■ Parts of the exercise ■
(A) In the panagram text, how many 'e's does the sentence found by the ruby program say it contains?
(B) Output everything in the panagram text from "Darren's python panagram" down to "seven 'w's, six 'x's, seven 'y's, and one 'z'.", word for word.
## Begin Excerpt to read
Here are a couple of scripts which uses a brute-force algorithm to find self-documenting panagrams. Perhaps the best way of explaining what a 'self-documenting panagram' is, is to just show a couple:

Darren's python panagram program found this sentence which contains exactly nine 'a's, one 'b', five 'c's, four 'd's, thirty-six 'e's, eleven 'f's, three 'g's, ten 'h's, fifteen 'i's, one 'j', one 'k', three 'l's, three 'm's, twenty-nine 'n's, sixteen 'o's, four 'p's, one 'q', fifteen 'r's, thirty-one 's's, twenty-one 't's, six 'u's, four 'v's, four 'w's, six 'x's, seven 'y's, and one 'z'.

and...

Darren's ruby panagram program found this sentence which contains exactly nine 'a's, two 'b's, five 'c's, four 'd's, thirty-five 'e's, nine 'f's, three 'g's, nine 'h's, sixteen 'i's, one 'j', one 'k', two 'l's, three 'm's, twenty-seven 'n's, fourteen 'o's, three 'p's, one 'q', fifteen 'r's, thirty-four 's's, twenty-two 't's, six 'u's, six 'v's, seven 'w's, six 'x's, seven 'y's, and one 'z'.
## End Excerpt to read
## Begin Material supplied
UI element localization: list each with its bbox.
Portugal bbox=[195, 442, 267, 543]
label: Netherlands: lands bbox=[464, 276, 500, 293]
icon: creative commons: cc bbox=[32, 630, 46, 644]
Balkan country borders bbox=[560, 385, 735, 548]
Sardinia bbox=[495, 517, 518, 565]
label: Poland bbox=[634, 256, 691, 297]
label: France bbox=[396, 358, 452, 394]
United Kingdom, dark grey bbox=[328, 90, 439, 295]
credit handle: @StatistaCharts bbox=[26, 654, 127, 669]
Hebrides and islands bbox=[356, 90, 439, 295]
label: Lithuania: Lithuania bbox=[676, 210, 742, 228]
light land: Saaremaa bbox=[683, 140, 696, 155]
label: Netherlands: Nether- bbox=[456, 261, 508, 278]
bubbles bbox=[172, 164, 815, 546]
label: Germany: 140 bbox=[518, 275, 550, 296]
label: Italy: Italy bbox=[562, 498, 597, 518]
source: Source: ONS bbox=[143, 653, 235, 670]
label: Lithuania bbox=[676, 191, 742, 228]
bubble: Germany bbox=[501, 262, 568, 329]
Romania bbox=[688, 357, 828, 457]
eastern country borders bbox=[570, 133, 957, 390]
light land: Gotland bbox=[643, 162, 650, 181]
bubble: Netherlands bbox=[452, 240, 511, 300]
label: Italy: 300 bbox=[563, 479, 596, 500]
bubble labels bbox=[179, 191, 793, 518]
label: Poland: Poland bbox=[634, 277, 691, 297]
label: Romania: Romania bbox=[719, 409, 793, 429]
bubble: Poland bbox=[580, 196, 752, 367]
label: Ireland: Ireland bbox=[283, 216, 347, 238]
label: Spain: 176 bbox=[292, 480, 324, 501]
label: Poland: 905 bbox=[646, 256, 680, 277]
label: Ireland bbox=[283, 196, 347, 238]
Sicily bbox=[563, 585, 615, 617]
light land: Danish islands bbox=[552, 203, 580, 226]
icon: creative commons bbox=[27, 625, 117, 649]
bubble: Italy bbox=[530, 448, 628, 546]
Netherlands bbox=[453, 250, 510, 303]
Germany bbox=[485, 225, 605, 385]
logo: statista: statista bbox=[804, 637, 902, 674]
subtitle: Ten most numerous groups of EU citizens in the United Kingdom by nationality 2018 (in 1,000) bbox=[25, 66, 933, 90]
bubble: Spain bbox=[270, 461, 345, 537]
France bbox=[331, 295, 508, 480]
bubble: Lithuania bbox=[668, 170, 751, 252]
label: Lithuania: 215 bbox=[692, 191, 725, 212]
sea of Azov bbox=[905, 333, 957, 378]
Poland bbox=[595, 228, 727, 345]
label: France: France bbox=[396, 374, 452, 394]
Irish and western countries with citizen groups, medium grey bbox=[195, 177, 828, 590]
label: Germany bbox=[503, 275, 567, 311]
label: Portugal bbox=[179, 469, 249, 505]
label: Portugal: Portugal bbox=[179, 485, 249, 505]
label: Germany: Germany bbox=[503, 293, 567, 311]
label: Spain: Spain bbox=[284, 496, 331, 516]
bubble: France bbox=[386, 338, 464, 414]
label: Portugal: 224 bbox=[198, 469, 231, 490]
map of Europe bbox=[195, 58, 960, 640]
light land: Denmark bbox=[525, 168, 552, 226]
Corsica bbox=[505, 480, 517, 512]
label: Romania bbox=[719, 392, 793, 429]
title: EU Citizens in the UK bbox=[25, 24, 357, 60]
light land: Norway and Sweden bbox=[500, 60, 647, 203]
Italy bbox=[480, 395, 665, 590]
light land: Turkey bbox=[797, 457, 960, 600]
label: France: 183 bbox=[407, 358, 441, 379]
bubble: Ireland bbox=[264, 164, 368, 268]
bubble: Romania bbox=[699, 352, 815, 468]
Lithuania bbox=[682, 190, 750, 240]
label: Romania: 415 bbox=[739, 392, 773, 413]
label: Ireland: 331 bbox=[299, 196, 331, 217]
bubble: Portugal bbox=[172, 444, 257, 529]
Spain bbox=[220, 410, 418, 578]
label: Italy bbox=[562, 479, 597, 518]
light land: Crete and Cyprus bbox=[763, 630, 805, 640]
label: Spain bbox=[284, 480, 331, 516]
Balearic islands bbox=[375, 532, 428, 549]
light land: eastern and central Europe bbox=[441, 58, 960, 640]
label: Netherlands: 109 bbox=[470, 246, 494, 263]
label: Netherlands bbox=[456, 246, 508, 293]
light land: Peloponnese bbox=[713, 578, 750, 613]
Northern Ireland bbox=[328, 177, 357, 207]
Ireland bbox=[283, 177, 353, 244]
## End Material supplied
■ Task-by-task solutions ■
(A) Thirty-five.

(B)
Darren's python panagram program found this sentence which contains exactly nine 'a's, one 'b', five 'c's, four 'd's, thirty-six 'e's, eleven 'f's, three 'g's, ten 'h's, fifteen 'i's, one 'j', one 'k', three 'l's, three 'm's, twenty-nine 'n's, sixteen 'o's, four 'p's, one 'q', fifteen 'r's, thirty-one 's's, twenty-one 't's, six 'u's, four 'v's, four 'w's, six 'x's, seven 'y's, and one 'z'.

and...

Darren's ruby panagram program found this sentence which contains exactly nine 'a's, two 'b's, five 'c's, four 'd's, thirty-five 'e's, nine 'f's, three 'g's, nine 'h's, sixteen 'i's, one 'j', one 'k', two 'l's, three 'm's, twenty-seven 'n's, fourteen 'o's, three 'p's, one 'q', fifteen 'r's, thirty-four 's's, twenty-two 't's, six 'u's, six 'v's, seven 'w's, six 'x's, seven 'y's, and one 'z'.